**** Exercise data

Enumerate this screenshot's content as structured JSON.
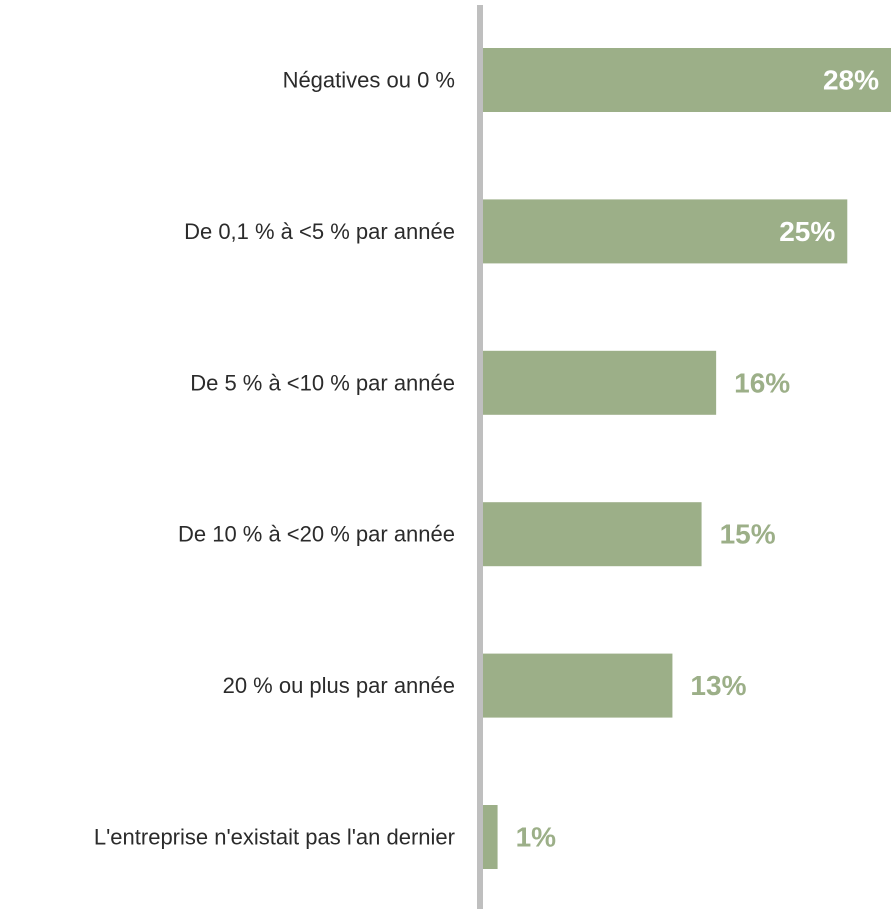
{
  "chart_data": {
    "type": "bar",
    "orientation": "horizontal",
    "categories": [
      "Négatives ou 0 %",
      "De 0,1 % à <5 % par année",
      "De 5 % à <10 % par année",
      "De 10 % à <20 % par année",
      "20 % ou plus par année",
      "L'entreprise n'existait pas l'an dernier"
    ],
    "values": [
      28,
      25,
      16,
      15,
      13,
      1
    ],
    "value_labels": [
      "28%",
      "25%",
      "16%",
      "15%",
      "13%",
      "1%"
    ],
    "xlim": [
      0,
      28
    ],
    "grid": false,
    "legend": "none",
    "colors": {
      "bar": "#9caf88",
      "axis": "#bfbfbf",
      "label_inside": "#ffffff",
      "label_outside": "#9caf88",
      "category_text": "#2b2b2b"
    }
  }
}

********

**Written problem:** Each line above that holds the string "année" should be copied and shown.

**Final result:**
      "De 0,1 % à <5 % par année",
      "De 5 % à <10 % par année",
      "De 10 % à <20 % par année",
      "20 % ou plus par année",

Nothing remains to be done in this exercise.